Uit te voeren taak: Geef uit de onderstaande lijst ongewijzigd en uitsluitend de regels weer vanaf de regel met "field-label: Geogr.longitude: — [566, 426, 648, 438]" tot en met de regel met "table-cell: 21 — [586, 298, 599, 310]".

Getoonde lijst:

#####

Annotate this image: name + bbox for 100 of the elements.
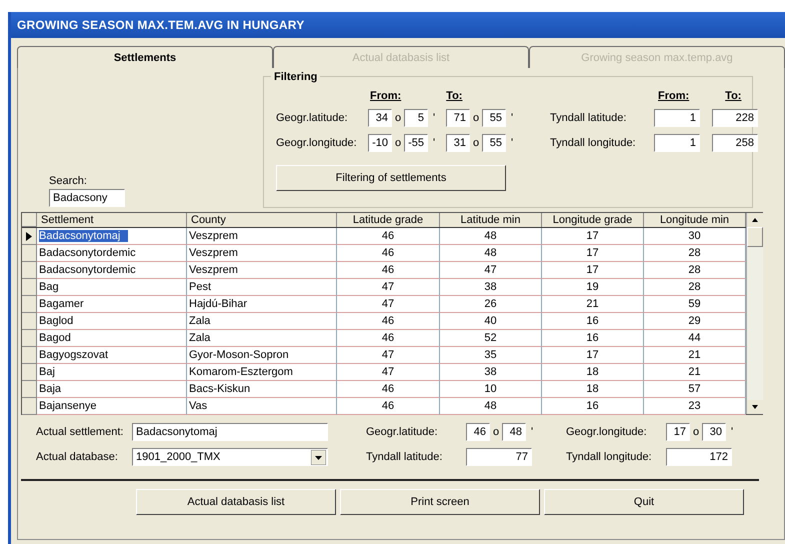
field-label: Geogr.longitude: — [566, 426, 648, 438]
table-cell: 46 — [382, 400, 394, 412]
search-label: Search: — [49, 175, 88, 187]
degree-symbol: o — [472, 136, 480, 148]
field-label: Tyndall longitude: — [566, 451, 653, 463]
table-cell: Komarom-Esztergom — [189, 366, 293, 378]
table-cell: Badacsonytordemic — [39, 264, 136, 276]
dropdown-button[interactable] — [311, 450, 326, 464]
table-cell: Badacsonytordemic — [39, 247, 136, 259]
table-cell: 29 — [688, 315, 701, 327]
table-cell: 44 — [688, 332, 701, 344]
minute-field[interactable]: 55 — [482, 134, 506, 152]
field-label: Actual database: — [36, 451, 119, 463]
table-cell: 21 — [688, 349, 701, 361]
minute-field[interactable]: 30 — [702, 423, 726, 441]
table-cell: 46 — [382, 247, 394, 259]
table-cell: 21 — [586, 298, 599, 310]
degree-symbol: o — [692, 426, 700, 438]
table-cell: 52 — [484, 332, 497, 344]
degree-symbol: o — [472, 112, 480, 124]
from-header: From: — [658, 90, 690, 102]
degree-field[interactable]: -10 — [368, 134, 392, 152]
table-cell: 17 — [586, 230, 599, 242]
table-cell: Badacsonytomaj — [39, 230, 128, 242]
table-cell: 17 — [586, 349, 599, 361]
column-header[interactable]: Settlement — [37, 213, 187, 227]
table-cell: Veszprem — [189, 247, 238, 259]
table-cell: 30 — [688, 230, 701, 242]
minute-symbol: ' — [432, 112, 436, 124]
minute-symbol: ' — [530, 426, 534, 438]
table-cell: Bagamer — [39, 298, 84, 310]
minute-symbol: ' — [432, 136, 436, 148]
field-label: Geogr.longitude: — [276, 136, 358, 148]
table-cell: 47 — [382, 366, 394, 378]
table-cell: 35 — [484, 349, 497, 361]
from-field[interactable]: 1 — [654, 134, 700, 152]
from-field[interactable]: 1 — [654, 108, 700, 126]
table-cell: 38 — [484, 281, 497, 293]
table-cell: 17 — [586, 264, 599, 276]
table-cell: Baja — [39, 383, 62, 395]
database-dropdown[interactable]: 1901_2000_TMX — [132, 448, 328, 466]
minute-symbol: ' — [510, 112, 514, 124]
column-header[interactable]: County — [187, 213, 337, 227]
table-cell: Bagod — [39, 332, 71, 344]
degree-symbol: o — [492, 426, 500, 438]
tab[interactable]: Settlements — [17, 46, 273, 68]
table-cell: Baglod — [39, 315, 74, 327]
table-cell: Baj — [39, 366, 55, 378]
column-header[interactable]: Latitude min — [440, 213, 542, 227]
to-field[interactable]: 258 — [712, 134, 758, 152]
table-cell: 16 — [586, 400, 599, 412]
table-cell: 47 — [382, 298, 394, 310]
row-selector[interactable] — [22, 228, 37, 245]
minute-field[interactable]: 48 — [502, 423, 526, 441]
scrollbar[interactable] — [746, 213, 763, 414]
field-label: Actual settlement: — [36, 426, 124, 438]
minute-field[interactable]: -55 — [404, 134, 428, 152]
action-button[interactable]: Actual databasis list — [136, 489, 336, 515]
degree-field[interactable]: 17 — [666, 423, 690, 441]
table-cell: 28 — [688, 264, 701, 276]
to-field[interactable]: 228 — [712, 108, 758, 126]
degree-field[interactable]: 31 — [446, 134, 470, 152]
tyndall-field[interactable]: 77 — [466, 448, 532, 466]
row-pointer-icon — [26, 232, 32, 240]
table-cell: 38 — [484, 366, 497, 378]
degree-field[interactable]: 46 — [466, 423, 490, 441]
column-header[interactable]: Longitude grade — [542, 213, 644, 227]
action-button[interactable]: Print screen — [340, 489, 540, 515]
filter-button[interactable]: Filtering of settlements — [276, 165, 506, 191]
degree-field[interactable]: 34 — [368, 108, 392, 126]
minute-field[interactable]: 55 — [482, 108, 506, 126]
window-title: GROWING SEASON MAX.TEM.AVG IN HUNGARY — [17, 18, 304, 32]
tyndall-field[interactable]: 172 — [666, 448, 732, 466]
table-cell: 48 — [484, 247, 497, 259]
minute-field[interactable]: 5 — [404, 108, 428, 126]
field-label: Tyndall latitude: — [550, 112, 628, 124]
table-cell: 47 — [382, 281, 394, 293]
field-label: Geogr.latitude: — [276, 112, 349, 124]
table-cell: 48 — [484, 230, 497, 242]
table-cell: 21 — [688, 366, 701, 378]
field-label: Tyndall longitude: — [550, 136, 637, 148]
table-cell: 16 — [586, 315, 599, 327]
table-cell: 18 — [586, 366, 599, 378]
table-cell: 47 — [382, 349, 394, 361]
scroll-up-icon[interactable] — [747, 213, 763, 227]
search-field[interactable]: Badacsony — [49, 189, 125, 207]
column-header[interactable]: Latitude grade — [337, 213, 440, 227]
degree-field[interactable]: 71 — [446, 108, 470, 126]
table-cell: 17 — [586, 247, 599, 259]
table-cell: 46 — [382, 315, 394, 327]
degree-symbol: o — [394, 112, 402, 124]
settlement-field[interactable]: Badacsonytomaj — [132, 423, 328, 441]
scroll-thumb[interactable] — [747, 227, 763, 247]
table-cell: 46 — [382, 230, 394, 242]
action-button[interactable]: Quit — [544, 489, 744, 515]
scroll-down-icon[interactable] — [747, 400, 763, 414]
minute-symbol: ' — [510, 136, 514, 148]
table-cell: 57 — [688, 383, 701, 395]
table-cell: Bagyogszovat — [39, 349, 108, 361]
table-cell: 47 — [484, 264, 497, 276]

#####

Resultaat oefening:
field-label: Geogr.longitude: — [566, 426, 648, 438]
table-cell: 46 — [382, 400, 394, 412]
search-label: Search: — [49, 175, 88, 187]
degree-symbol: o — [472, 136, 480, 148]
field-label: Tyndall longitude: — [566, 451, 653, 463]
table-cell: Komarom-Esztergom — [189, 366, 293, 378]
table-cell: Badacsonytordemic — [39, 264, 136, 276]
dropdown-button[interactable] — [311, 450, 326, 464]
table-cell: Badacsonytordemic — [39, 247, 136, 259]
table-cell: 29 — [688, 315, 701, 327]
table-cell: 44 — [688, 332, 701, 344]
minute-field[interactable]: 55 — [482, 134, 506, 152]
field-label: Actual database: — [36, 451, 119, 463]
table-cell: 21 — [688, 349, 701, 361]
minute-field[interactable]: 30 — [702, 423, 726, 441]
table-cell: 46 — [382, 247, 394, 259]
table-cell: 21 — [586, 298, 599, 310]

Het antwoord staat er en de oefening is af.